-- START OF TEXT EXCERPT --

Dr. John Scanlon - March 2008


Turkey Hunting - What's the Allure?


Dr. John Scanlon

   Why do otherwise sensible adult human beings skulk about bug-infested woods early in the morning to pursue a bird whose domestic brethren can be purchased at any local supermarket? And they do this repeatedly, rising at an hour normal folks consider the middle of the night.
    Turkey hunters dress like bushes and sit on the damp spring ground for hours hoping to fool a wild gobbler. Sure, they get to see new fawns with their mothers, watch all sorts of wild birds, and witness incredible sunrises that transform woods and fields from deep purple to vivid green. But what is the great attraction that keeps turkey fanatics coming back all season each year for more frustration, insect bites and humility to match wits with a creature whose brain is the size of cocktail olive?
    On Maryland’s Eastern Shore, huntable numbers of wild turkeys are a fairly recent phenomenon. For the most part, they had been eliminated from Delmarva more than a century earlier. About 25 years ago, Eastern subspecies birds were trapped in mountainous Western Maryland and then transplanted locally. In a short time their numbers skyrocketed.
    Turkeys quickly learned to adapt to the flatter, wetter, but grain-filled and prolifically buggy Chesapeake region. Lots of uncut, weedy Conservation Reserve Program land gave them a leg up in breeding.
    Hens use tangled, untilled grassy areas safe from numerous predators, as well as forests, to build nests and sit on eggs. Ubiquitous predators include large birds of prey, with owls at the top of the list. Foxes, skunks, opossums, raccoons, feral cats and the recently arrived coyote readily eat eggs. Some will kill newly hatched poults. For the first three weeks after hatching, poults require insects for food. You can readily appreciate that reproductive habitat requirements can be readily met on the Eastern Shore.   Hence the turkey explosion.

-- END OF TEXT EXCERPT --

• TASK OBJECTIVE
Continue the article on turkey hunting on Maryland's Eastern Shore from its final sentence.

-- START OF RECORDS --

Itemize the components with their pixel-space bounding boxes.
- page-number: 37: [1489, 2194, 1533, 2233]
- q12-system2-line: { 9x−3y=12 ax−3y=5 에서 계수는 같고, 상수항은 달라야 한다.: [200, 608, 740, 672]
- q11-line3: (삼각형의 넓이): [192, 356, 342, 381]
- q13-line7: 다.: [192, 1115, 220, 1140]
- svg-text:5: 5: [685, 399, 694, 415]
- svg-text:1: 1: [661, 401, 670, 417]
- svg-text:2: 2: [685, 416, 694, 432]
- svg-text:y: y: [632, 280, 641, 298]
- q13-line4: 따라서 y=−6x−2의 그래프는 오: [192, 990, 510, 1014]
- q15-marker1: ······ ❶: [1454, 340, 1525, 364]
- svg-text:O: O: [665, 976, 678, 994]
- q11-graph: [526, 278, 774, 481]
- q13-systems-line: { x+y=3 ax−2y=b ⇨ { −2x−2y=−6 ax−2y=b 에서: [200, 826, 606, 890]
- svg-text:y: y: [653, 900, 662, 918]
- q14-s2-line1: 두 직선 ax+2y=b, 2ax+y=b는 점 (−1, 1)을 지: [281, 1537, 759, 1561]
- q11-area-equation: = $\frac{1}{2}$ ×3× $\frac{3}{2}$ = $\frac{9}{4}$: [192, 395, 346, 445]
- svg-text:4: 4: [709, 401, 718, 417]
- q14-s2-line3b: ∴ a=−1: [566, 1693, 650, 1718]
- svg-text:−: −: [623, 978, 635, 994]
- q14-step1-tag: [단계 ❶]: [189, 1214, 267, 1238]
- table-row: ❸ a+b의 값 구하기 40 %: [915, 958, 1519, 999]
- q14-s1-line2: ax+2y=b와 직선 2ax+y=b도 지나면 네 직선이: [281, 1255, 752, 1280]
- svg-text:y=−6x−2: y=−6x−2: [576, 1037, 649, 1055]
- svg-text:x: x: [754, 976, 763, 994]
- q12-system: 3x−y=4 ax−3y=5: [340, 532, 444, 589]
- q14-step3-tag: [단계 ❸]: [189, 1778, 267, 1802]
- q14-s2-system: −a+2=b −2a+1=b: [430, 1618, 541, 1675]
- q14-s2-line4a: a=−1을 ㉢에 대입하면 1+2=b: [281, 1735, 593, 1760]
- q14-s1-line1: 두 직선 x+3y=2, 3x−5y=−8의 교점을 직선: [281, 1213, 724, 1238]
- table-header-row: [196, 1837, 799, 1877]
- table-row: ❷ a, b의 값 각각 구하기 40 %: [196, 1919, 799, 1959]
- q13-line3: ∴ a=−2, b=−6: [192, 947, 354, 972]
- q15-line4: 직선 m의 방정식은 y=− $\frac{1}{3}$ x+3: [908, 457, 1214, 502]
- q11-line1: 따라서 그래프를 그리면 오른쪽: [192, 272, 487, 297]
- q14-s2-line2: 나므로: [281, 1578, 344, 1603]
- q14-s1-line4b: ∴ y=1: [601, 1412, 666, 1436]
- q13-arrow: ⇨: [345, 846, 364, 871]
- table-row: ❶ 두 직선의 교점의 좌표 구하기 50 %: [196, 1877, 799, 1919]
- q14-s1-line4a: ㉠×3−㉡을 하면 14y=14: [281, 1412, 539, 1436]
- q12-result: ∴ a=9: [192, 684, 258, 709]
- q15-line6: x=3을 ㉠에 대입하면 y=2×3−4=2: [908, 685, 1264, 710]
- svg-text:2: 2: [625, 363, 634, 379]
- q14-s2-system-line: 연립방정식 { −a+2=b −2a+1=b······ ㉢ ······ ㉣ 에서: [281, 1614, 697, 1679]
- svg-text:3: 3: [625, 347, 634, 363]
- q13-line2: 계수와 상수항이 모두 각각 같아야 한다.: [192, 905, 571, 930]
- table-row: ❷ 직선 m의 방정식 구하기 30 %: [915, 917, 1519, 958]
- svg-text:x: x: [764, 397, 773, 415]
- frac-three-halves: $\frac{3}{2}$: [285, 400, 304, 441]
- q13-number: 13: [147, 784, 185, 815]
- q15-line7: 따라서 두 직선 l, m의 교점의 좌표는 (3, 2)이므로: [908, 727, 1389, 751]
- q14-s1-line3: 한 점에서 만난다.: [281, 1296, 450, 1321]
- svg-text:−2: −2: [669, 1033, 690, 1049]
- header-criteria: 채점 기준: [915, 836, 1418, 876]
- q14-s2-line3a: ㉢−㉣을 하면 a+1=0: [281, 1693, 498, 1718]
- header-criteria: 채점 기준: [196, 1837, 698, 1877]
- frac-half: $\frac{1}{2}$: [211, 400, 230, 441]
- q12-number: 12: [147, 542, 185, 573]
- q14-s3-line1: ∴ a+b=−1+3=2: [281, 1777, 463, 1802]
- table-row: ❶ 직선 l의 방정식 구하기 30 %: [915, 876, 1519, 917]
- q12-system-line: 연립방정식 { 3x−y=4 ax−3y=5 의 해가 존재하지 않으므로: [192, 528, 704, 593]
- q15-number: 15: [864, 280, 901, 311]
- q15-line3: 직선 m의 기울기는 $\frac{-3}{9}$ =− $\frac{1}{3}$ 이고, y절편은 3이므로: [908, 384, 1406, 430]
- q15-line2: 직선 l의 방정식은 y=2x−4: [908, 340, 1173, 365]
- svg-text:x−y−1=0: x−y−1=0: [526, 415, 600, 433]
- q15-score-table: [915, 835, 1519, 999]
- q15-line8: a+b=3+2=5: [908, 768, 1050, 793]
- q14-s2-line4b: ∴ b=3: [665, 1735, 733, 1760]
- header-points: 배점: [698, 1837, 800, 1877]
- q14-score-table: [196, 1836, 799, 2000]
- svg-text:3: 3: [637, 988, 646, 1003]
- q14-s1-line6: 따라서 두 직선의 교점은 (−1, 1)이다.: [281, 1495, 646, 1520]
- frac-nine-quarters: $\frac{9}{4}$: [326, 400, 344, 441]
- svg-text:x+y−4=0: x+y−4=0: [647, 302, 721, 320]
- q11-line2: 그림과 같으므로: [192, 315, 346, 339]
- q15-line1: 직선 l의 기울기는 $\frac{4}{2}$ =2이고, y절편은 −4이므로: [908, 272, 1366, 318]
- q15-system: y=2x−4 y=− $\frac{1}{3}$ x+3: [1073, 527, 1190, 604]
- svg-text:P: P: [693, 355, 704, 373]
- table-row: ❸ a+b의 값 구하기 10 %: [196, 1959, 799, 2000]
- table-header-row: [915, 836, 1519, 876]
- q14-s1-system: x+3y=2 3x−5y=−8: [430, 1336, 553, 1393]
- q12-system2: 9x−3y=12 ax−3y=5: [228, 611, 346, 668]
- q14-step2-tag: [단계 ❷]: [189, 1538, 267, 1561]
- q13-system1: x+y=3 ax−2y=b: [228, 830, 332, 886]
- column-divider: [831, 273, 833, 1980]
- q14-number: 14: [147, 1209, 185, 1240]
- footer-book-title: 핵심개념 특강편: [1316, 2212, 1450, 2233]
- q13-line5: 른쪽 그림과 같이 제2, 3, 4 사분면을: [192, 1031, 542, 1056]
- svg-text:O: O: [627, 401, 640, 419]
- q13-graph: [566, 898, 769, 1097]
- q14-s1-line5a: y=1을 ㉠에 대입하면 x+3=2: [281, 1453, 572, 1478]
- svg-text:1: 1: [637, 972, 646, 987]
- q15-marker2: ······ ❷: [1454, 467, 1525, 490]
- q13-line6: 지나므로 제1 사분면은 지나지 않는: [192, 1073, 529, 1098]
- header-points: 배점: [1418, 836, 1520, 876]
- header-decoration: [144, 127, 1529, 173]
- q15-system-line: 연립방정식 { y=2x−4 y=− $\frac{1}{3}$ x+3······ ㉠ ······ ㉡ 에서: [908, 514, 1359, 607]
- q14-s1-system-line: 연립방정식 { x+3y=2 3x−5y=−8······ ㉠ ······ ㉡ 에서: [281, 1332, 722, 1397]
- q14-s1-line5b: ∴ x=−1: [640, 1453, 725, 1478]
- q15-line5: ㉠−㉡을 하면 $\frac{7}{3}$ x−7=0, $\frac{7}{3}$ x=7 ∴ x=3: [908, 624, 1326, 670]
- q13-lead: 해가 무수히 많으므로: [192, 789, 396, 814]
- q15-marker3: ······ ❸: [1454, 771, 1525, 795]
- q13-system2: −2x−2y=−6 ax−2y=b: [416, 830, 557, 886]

-- END OF RECORDS --

• OUTPUT OF THE EXERCISE
    Turkey hunting is first and foremost a huge challenge. The wild turkey is arguably the most difficult of all forest game animals to harvest. They have incredibly keen eyesight, many times more acute than a human’s. They also have excellent hearing that can pinpoint the location of a hen, within feet, from a single call.
    Wild turkeys have little curiosity about strange sights or sounds. Unlike deer, which often remain motionless to sniff and focus on something unusual, a wild turkey just leaves. It has been said that if a turkey could smell, no one would ever shoot one.
    Modern turkey hunting has become an equipment rich sport. There are specialized leafy camouflage clothing, even woven ghillie suits, which can be made site-specific by inserting local foliage. Camouflage hat, face mask, gloves and boots complete the ensemble.
    Camo patterns are endless. Since a hunter must sit on the ground for long periods, portable low stools, butt pads, even back rests, are available. Hunting garments are usually sprayed with Permethrin before and at intervals during the season. This chemical effectively wards off ticks, chiggers and other nasty crawlers quite well.
    Then there is the turkey vest. This marvel of garment engineering has many, many pockets, straps and pouches front and back. Zippered pockets are crammed with an assortment of calls. The average hunter carries way too many. Good quality compact binoculars, cell phone, folding raingear, compass, several light sources, branch clippers, folding saw, collapsible decoys plus extra batteries are frequently carried. So are snacks, bottled water and toilet paper kept dry in a zip-lock bag.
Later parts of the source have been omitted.